From the listing below, extract each entry exactly as written, minus the images.

══ RECORDED INFORMATION ══

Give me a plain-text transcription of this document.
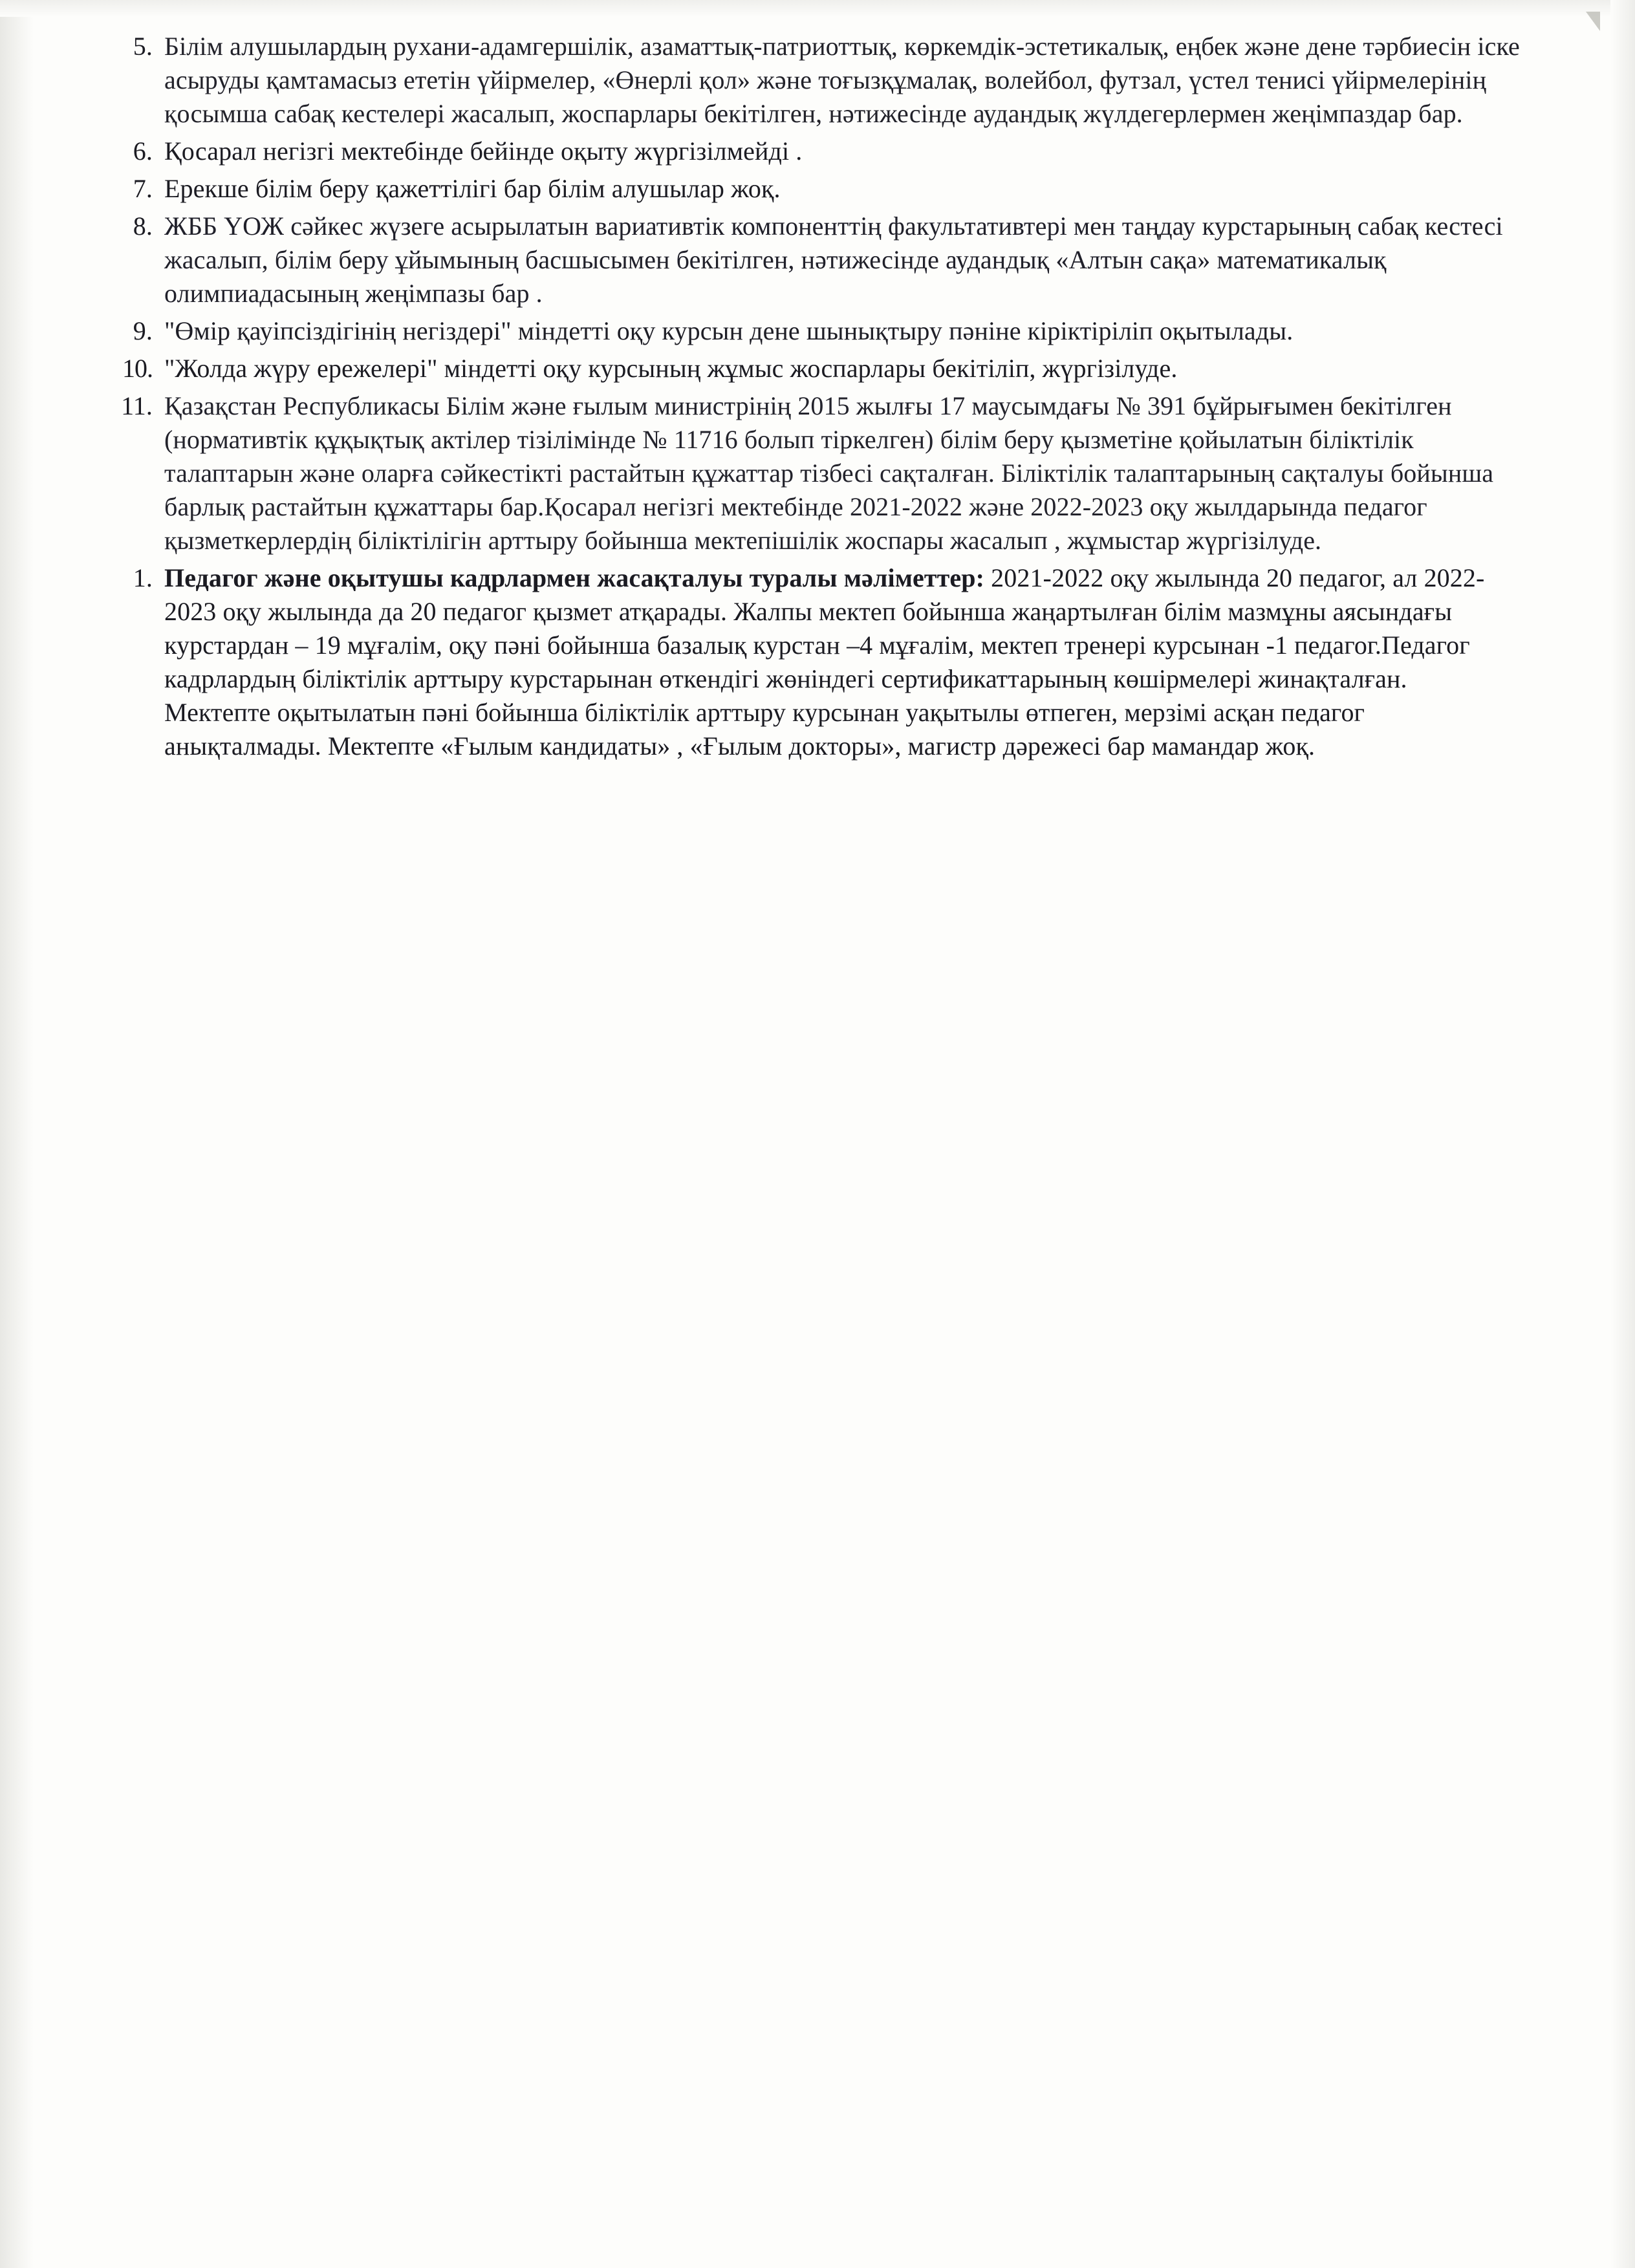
5. Білім алушылардың рухани-адамгершілік, азаматтық-патриоттық, көркемдік-эстетикалық, еңбек және дене тәрбиесін іске асыруды қамтамасыз ететін үйірмелер, «Өнерлі қол» және тоғызқұмалақ, волейбол, футзал, үстел тенисі үйірмелерінің қосымша сабақ кестелері жасалып, жоспарлары бекітілген, нәтижесінде аудандық жүлдегерлермен жеңімпаздар бар.
6. Қосарал негізгі мектебінде бейінде оқыту жүргізілмейді .
7. Ерекше білім беру қажеттілігі бар білім алушылар жоқ.
8. ЖББ ҮОЖ сәйкес жүзеге асырылатын вариативтік компоненттің факультативтері мен таңдау курстарының сабақ кестесі жасалып, білім беру ұйымының басшысымен бекітілген, нәтижесінде аудандық «Алтын сақа» математикалық олимпиадасының жеңімпазы бар .
9. "Өмір қауіпсіздігінің негіздері" міндетті оқу курсын дене шынықтыру пәніне кіріктіріліп оқытылады.
10. "Жолда жүру ережелері" міндетті оқу курсының жұмыс жоспарлары бекітіліп, жүргізілуде.
11. Қазақстан Республикасы Білім және ғылым министрінің 2015 жылғы 17 маусымдағы № 391 бұйрығымен бекітілген (нормативтік құқықтық актілер тізілімінде № 11716 болып тіркелген) білім беру қызметіне қойылатын біліктілік талаптарын және оларға сәйкестікті растайтын құжаттар тізбесі сақталған. Біліктілік талаптарының сақталуы бойынша барлық растайтын құжаттары бар.Қосарал негізгі мектебінде 2021-2022 және 2022-2023 оқу жылдарында педагог қызметкерлердің біліктілігін арттыру бойынша мектепішілік жоспары жасалып , жұмыстар жүргізілуде.
1. Педагог және оқытушы кадрлармен жасақталуы туралы мәліметтер: 2021-2022 оқу жылында 20 педагог, ал 2022-2023 оқу жылында да 20 педагог қызмет атқарады. Жалпы мектеп бойынша жаңартылған білім мазмұны аясындағы курстардан – 19 мұғалім, оқу пәні бойынша базалық курстан –4 мұғалім, мектеп тренері курсынан -1 педагог.Педагог кадрлардың біліктілік арттыру курстарынан өткендігі жөніндегі сертификаттарының көшірмелері жинақталған. Мектепте оқытылатын пәні бойынша біліктілік арттыру курсынан уақытылы өтпеген, мерзімі асқан педагог анықталмады. Мектепте «Ғылым кандидаты» , «Ғылым докторы», магистр дәрежесі бар мамандар жоқ.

═══

§ **OUTPUT BELOW**
Give me a plain-text transcription of this document.
5. Білім алушылардың рухани-адамгершілік, азаматтық-патриоттық, көркемдік-эстетикалық, еңбек және дене тәрбиесін іске асыруды қамтамасыз ететін үйірмелер, «Өнерлі қол» және тоғызқұмалақ, волейбол, футзал, үстел тенисі үйірмелерінің қосымша сабақ кестелері жасалып, жоспарлары бекітілген, нәтижесінде аудандық жүлдегерлермен жеңімпаздар бар.
6. Қосарал негізгі мектебінде бейінде оқыту жүргізілмейді .
7. Ерекше білім беру қажеттілігі бар білім алушылар жоқ.
8. ЖББ ҮОЖ сәйкес жүзеге асырылатын вариативтік компоненттің факультативтері мен таңдау курстарының сабақ кестесі жасалып, білім беру ұйымының басшысымен бекітілген, нәтижесінде аудандық «Алтын сақа» математикалық олимпиадасының жеңімпазы бар .
9. "Өмір қауіпсіздігінің негіздері" міндетті оқу курсын дене шынықтыру пәніне кіріктіріліп оқытылады.
10. "Жолда жүру ережелері" міндетті оқу курсының жұмыс жоспарлары бекітіліп, жүргізілуде.
11. Қазақстан Республикасы Білім және ғылым министрінің 2015 жылғы 17 маусымдағы № 391 бұйрығымен бекітілген (нормативтік құқықтық актілер тізілімінде № 11716 болып тіркелген) білім беру қызметіне қойылатын біліктілік талаптарын және оларға сәйкестікті растайтын құжаттар тізбесі сақталған. Біліктілік талаптарының сақталуы бойынша барлық растайтын құжаттары бар.Қосарал негізгі мектебінде 2021-2022 және 2022-2023 оқу жылдарында педагог қызметкерлердің біліктілігін арттыру бойынша мектепішілік жоспары жасалып , жұмыстар жүргізілуде.
1. Педагог және оқытушы кадрлармен жасақталуы туралы мәліметтер: 2021-2022 оқу жылында 20 педагог, ал 2022-2023 оқу жылында да 20 педагог қызмет атқарады. Жалпы мектеп бойынша жаңартылған білім мазмұны аясындағы курстардан – 19 мұғалім, оқу пәні бойынша базалық курстан –4 мұғалім, мектеп тренері курсынан -1 педагог.Педагог кадрлардың біліктілік арттыру курстарынан өткендігі жөніндегі сертификаттарының көшірмелері жинақталған. Мектепте оқытылатын пәні бойынша біліктілік арттыру курсынан уақытылы өтпеген, мерзімі асқан педагог анықталмады. Мектепте «Ғылым кандидаты» , «Ғылым докторы», магистр дәрежесі бар мамандар жоқ.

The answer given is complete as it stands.